* Begin Items *

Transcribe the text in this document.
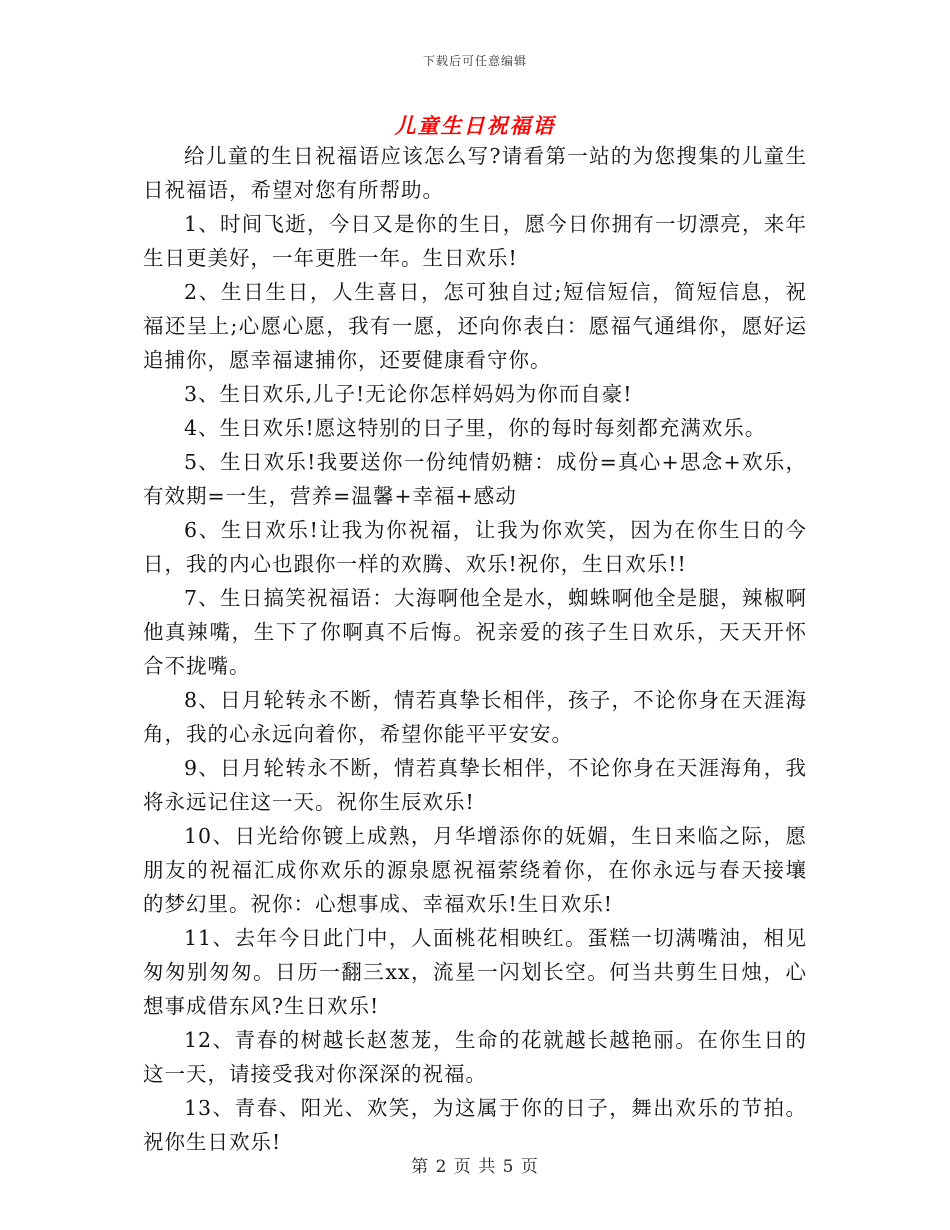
下载后可任意编辑
儿童生日祝福语

给儿童的生日祝福语应该怎么写?请看第一站的为您搜集的儿童生日祝福语，希望对您有所帮助。

1、时间飞逝，今日又是你的生日，愿今日你拥有一切漂亮，来年生日更美好，一年更胜一年。生日欢乐!

2、生日生日，人生喜日，怎可独自过;短信短信，简短信息，祝福还呈上;心愿心愿，我有一愿，还向你表白：愿福气通缉你，愿好运追捕你，愿幸福逮捕你，还要健康看守你。

3、生日欢乐,儿子!无论你怎样妈妈为你而自豪!

4、生日欢乐!愿这特别的日子里，你的每时每刻都充满欢乐。

5、生日欢乐!我要送你一份纯情奶糖：成份=真心+思念+欢乐，有效期=一生，营养=温馨+幸福+感动

6、生日欢乐!让我为你祝福，让我为你欢笑，因为在你生日的今日，我的内心也跟你一样的欢腾、欢乐!祝你，生日欢乐!!

7、生日搞笑祝福语：大海啊他全是水，蜘蛛啊他全是腿，辣椒啊他真辣嘴，生下了你啊真不后悔。祝亲爱的孩子生日欢乐，天天开怀合不拢嘴。

8、日月轮转永不断，情若真挚长相伴，孩子，不论你身在天涯海角，我的心永远向着你，希望你能平平安安。

9、日月轮转永不断，情若真挚长相伴，不论你身在天涯海角，我将永远记住这一天。祝你生辰欢乐!

10、日光给你镀上成熟，月华增添你的妩媚，生日来临之际，愿朋友的祝福汇成你欢乐的源泉愿祝福萦绕着你，在你永远与春天接壤的梦幻里。祝你：心想事成、幸福欢乐!生日欢乐!

11、去年今日此门中，人面桃花相映红。蛋糕一切满嘴油，相见匆匆别匆匆。日历一翻三xx，流星一闪划长空。何当共剪生日烛，心想事成借东风?生日欢乐!

12、青春的树越长赵葱茏，生命的花就越长越艳丽。在你生日的这一天，请接受我对你深深的祝福。

13、青春、阳光、欢笑，为这属于你的日子，舞出欢乐的节拍。祝你生日欢乐!

第 2 页 共 5 页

* End Items *

Exercise prompt:
Using the listing above, list every line in which the string "日月轮转永不断" occurs.

Result:
8、日月轮转永不断，情若真挚长相伴，孩子，不论你身在天涯海角，我的心永远向着你，希望你能平平安安。
9、日月轮转永不断，情若真挚长相伴，不论你身在天涯海角，我将永远记住这一天。祝你生辰欢乐!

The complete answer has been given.